▶ [Task directions] Images are not part of the copy; transcribe all the data exactly.

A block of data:
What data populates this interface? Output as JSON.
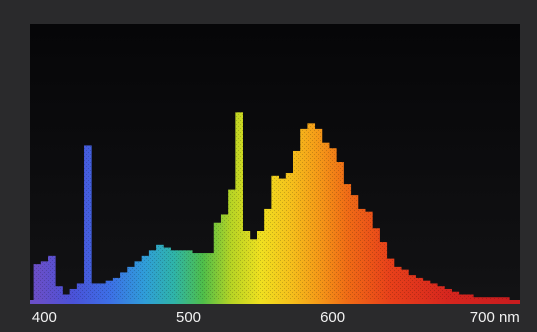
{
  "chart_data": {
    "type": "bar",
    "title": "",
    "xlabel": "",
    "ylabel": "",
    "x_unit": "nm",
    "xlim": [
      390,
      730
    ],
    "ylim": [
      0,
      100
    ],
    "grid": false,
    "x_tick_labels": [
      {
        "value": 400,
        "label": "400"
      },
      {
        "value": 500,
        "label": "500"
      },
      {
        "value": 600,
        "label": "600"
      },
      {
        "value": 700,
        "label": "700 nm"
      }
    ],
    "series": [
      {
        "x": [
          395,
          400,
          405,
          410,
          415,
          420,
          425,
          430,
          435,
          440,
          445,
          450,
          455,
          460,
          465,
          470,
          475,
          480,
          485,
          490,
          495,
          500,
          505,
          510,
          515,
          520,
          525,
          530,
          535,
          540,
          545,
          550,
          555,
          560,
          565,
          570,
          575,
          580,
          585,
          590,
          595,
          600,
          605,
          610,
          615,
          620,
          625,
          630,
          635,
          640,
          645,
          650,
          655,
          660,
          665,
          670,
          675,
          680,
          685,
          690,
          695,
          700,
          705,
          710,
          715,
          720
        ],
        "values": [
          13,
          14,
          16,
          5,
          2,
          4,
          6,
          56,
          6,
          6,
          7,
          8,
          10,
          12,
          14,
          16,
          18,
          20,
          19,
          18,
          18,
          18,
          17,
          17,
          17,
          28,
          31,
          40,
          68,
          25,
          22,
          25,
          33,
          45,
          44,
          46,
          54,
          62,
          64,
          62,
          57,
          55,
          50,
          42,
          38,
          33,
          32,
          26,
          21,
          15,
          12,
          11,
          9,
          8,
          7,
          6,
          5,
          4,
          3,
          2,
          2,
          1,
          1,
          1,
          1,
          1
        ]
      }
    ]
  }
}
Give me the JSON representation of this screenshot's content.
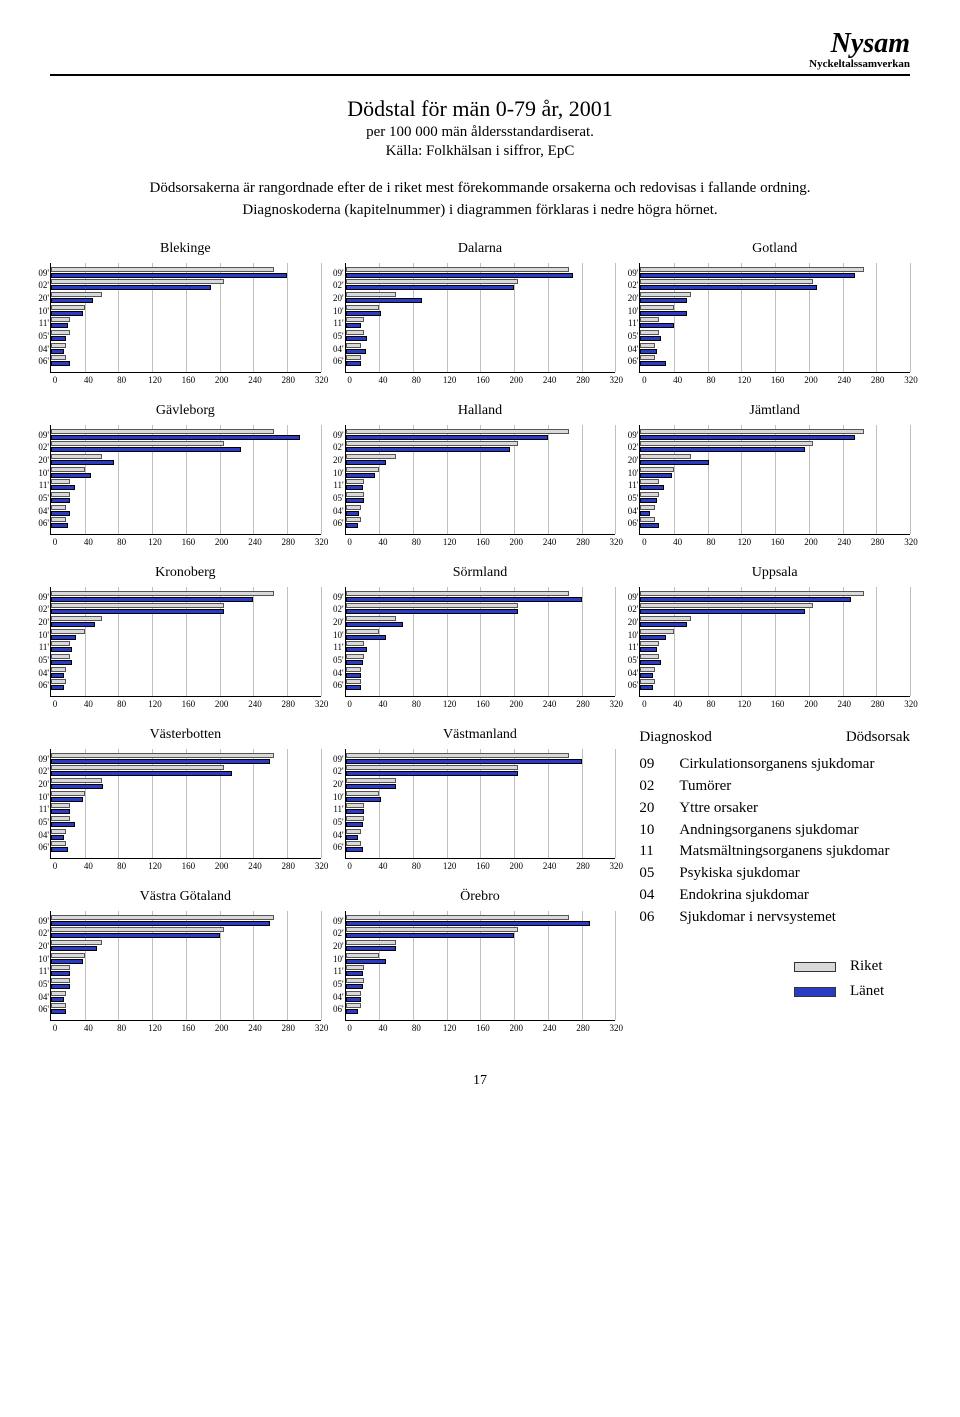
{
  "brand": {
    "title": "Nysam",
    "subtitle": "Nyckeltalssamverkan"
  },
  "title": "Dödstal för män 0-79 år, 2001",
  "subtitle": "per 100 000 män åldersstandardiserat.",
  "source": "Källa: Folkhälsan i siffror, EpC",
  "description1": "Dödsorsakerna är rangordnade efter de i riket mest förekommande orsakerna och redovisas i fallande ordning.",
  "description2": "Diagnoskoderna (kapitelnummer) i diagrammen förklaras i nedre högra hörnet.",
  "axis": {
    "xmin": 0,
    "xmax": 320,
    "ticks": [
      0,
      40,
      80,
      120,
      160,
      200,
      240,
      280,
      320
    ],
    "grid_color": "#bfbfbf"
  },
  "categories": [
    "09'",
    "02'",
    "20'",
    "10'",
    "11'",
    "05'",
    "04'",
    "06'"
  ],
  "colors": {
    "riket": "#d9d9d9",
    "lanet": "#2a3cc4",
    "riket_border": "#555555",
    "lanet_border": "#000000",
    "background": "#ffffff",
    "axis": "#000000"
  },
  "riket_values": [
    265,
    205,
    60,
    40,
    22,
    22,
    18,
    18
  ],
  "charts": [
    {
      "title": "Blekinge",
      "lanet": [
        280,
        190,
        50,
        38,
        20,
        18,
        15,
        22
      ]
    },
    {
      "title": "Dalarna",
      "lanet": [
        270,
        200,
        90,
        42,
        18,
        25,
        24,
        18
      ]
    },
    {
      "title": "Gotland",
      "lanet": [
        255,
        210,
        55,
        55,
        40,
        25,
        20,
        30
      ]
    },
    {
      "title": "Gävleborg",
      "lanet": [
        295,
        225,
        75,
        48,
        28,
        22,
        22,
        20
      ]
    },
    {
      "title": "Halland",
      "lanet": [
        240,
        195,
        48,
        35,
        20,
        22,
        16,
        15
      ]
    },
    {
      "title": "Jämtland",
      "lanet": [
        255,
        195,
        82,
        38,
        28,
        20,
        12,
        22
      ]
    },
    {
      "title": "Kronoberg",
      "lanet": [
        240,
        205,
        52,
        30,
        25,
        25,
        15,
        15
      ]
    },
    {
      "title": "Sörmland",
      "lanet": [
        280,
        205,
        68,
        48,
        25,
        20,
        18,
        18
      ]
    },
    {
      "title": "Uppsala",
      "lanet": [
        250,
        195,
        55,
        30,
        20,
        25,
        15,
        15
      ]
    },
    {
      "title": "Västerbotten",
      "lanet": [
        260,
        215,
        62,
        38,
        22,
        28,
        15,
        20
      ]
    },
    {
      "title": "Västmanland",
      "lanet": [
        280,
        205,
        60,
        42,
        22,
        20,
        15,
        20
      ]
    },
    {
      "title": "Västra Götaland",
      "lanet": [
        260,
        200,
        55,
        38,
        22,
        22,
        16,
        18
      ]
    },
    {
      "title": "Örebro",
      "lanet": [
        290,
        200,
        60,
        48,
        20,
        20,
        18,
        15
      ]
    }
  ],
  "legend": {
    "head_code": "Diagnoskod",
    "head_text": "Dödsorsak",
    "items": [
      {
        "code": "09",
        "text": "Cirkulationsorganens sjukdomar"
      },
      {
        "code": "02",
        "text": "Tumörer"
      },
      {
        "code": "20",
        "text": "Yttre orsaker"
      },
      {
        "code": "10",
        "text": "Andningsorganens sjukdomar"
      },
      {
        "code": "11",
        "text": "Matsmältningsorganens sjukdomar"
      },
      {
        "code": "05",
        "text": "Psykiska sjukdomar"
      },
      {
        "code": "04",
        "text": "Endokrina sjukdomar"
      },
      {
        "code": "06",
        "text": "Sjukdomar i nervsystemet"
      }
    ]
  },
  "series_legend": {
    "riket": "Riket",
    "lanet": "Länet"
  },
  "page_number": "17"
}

▶ [Response below]
What data populates this interface? Output as JSON.
{
  "chart_data": {
    "type": "bar",
    "title": "",
    "xlabel": "",
    "ylabel": "",
    "x_unit": "nm",
    "xlim": [
      390,
      730
    ],
    "ylim": [
      0,
      100
    ],
    "grid": false,
    "x_tick_labels": [
      {
        "value": 400,
        "label": "400"
      },
      {
        "value": 500,
        "label": "500"
      },
      {
        "value": 600,
        "label": "600"
      },
      {
        "value": 700,
        "label": "700 nm"
      }
    ],
    "series": [
      {
        "x": [
          395,
          400,
          405,
          410,
          415,
          420,
          425,
          430,
          435,
          440,
          445,
          450,
          455,
          460,
          465,
          470,
          475,
          480,
          485,
          490,
          495,
          500,
          505,
          510,
          515,
          520,
          525,
          530,
          535,
          540,
          545,
          550,
          555,
          560,
          565,
          570,
          575,
          580,
          585,
          590,
          595,
          600,
          605,
          610,
          615,
          620,
          625,
          630,
          635,
          640,
          645,
          650,
          655,
          660,
          665,
          670,
          675,
          680,
          685,
          690,
          695,
          700,
          705,
          710,
          715,
          720
        ],
        "values": [
          13,
          14,
          16,
          5,
          2,
          4,
          6,
          56,
          6,
          6,
          7,
          8,
          10,
          12,
          14,
          16,
          18,
          20,
          19,
          18,
          18,
          18,
          17,
          17,
          17,
          28,
          31,
          40,
          68,
          25,
          22,
          25,
          33,
          45,
          44,
          46,
          54,
          62,
          64,
          62,
          57,
          55,
          50,
          42,
          38,
          33,
          32,
          26,
          21,
          15,
          12,
          11,
          9,
          8,
          7,
          6,
          5,
          4,
          3,
          2,
          2,
          1,
          1,
          1,
          1,
          1
        ]
      }
    ]
  }
}
Give me the JSON representation of this screenshot's content.
{
  "brand": {
    "title": "Nysam",
    "subtitle": "Nyckeltalssamverkan"
  },
  "title": "Dödstal för män 0-79 år, 2001",
  "subtitle": "per 100 000 män åldersstandardiserat.",
  "source": "Källa: Folkhälsan i siffror, EpC",
  "description1": "Dödsorsakerna är rangordnade efter de i riket mest förekommande orsakerna och redovisas i fallande ordning.",
  "description2": "Diagnoskoderna (kapitelnummer) i diagrammen förklaras i nedre högra hörnet.",
  "axis": {
    "xmin": 0,
    "xmax": 320,
    "ticks": [
      0,
      40,
      80,
      120,
      160,
      200,
      240,
      280,
      320
    ],
    "grid_color": "#bfbfbf"
  },
  "categories": [
    "09'",
    "02'",
    "20'",
    "10'",
    "11'",
    "05'",
    "04'",
    "06'"
  ],
  "colors": {
    "riket": "#d9d9d9",
    "lanet": "#2a3cc4",
    "riket_border": "#555555",
    "lanet_border": "#000000",
    "background": "#ffffff",
    "axis": "#000000"
  },
  "riket_values": [
    265,
    205,
    60,
    40,
    22,
    22,
    18,
    18
  ],
  "charts": [
    {
      "title": "Blekinge",
      "lanet": [
        280,
        190,
        50,
        38,
        20,
        18,
        15,
        22
      ]
    },
    {
      "title": "Dalarna",
      "lanet": [
        270,
        200,
        90,
        42,
        18,
        25,
        24,
        18
      ]
    },
    {
      "title": "Gotland",
      "lanet": [
        255,
        210,
        55,
        55,
        40,
        25,
        20,
        30
      ]
    },
    {
      "title": "Gävleborg",
      "lanet": [
        295,
        225,
        75,
        48,
        28,
        22,
        22,
        20
      ]
    },
    {
      "title": "Halland",
      "lanet": [
        240,
        195,
        48,
        35,
        20,
        22,
        16,
        15
      ]
    },
    {
      "title": "Jämtland",
      "lanet": [
        255,
        195,
        82,
        38,
        28,
        20,
        12,
        22
      ]
    },
    {
      "title": "Kronoberg",
      "lanet": [
        240,
        205,
        52,
        30,
        25,
        25,
        15,
        15
      ]
    },
    {
      "title": "Sörmland",
      "lanet": [
        280,
        205,
        68,
        48,
        25,
        20,
        18,
        18
      ]
    },
    {
      "title": "Uppsala",
      "lanet": [
        250,
        195,
        55,
        30,
        20,
        25,
        15,
        15
      ]
    },
    {
      "title": "Västerbotten",
      "lanet": [
        260,
        215,
        62,
        38,
        22,
        28,
        15,
        20
      ]
    },
    {
      "title": "Västmanland",
      "lanet": [
        280,
        205,
        60,
        42,
        22,
        20,
        15,
        20
      ]
    },
    {
      "title": "Västra Götaland",
      "lanet": [
        260,
        200,
        55,
        38,
        22,
        22,
        16,
        18
      ]
    },
    {
      "title": "Örebro",
      "lanet": [
        290,
        200,
        60,
        48,
        20,
        20,
        18,
        15
      ]
    }
  ],
  "legend": {
    "head_code": "Diagnoskod",
    "head_text": "Dödsorsak",
    "items": [
      {
        "code": "09",
        "text": "Cirkulationsorganens sjukdomar"
      },
      {
        "code": "02",
        "text": "Tumörer"
      },
      {
        "code": "20",
        "text": "Yttre orsaker"
      },
      {
        "code": "10",
        "text": "Andningsorganens sjukdomar"
      },
      {
        "code": "11",
        "text": "Matsmältningsorganens sjukdomar"
      },
      {
        "code": "05",
        "text": "Psykiska sjukdomar"
      },
      {
        "code": "04",
        "text": "Endokrina sjukdomar"
      },
      {
        "code": "06",
        "text": "Sjukdomar i nervsystemet"
      }
    ]
  },
  "series_legend": {
    "riket": "Riket",
    "lanet": "Länet"
  },
  "page_number": "17"
}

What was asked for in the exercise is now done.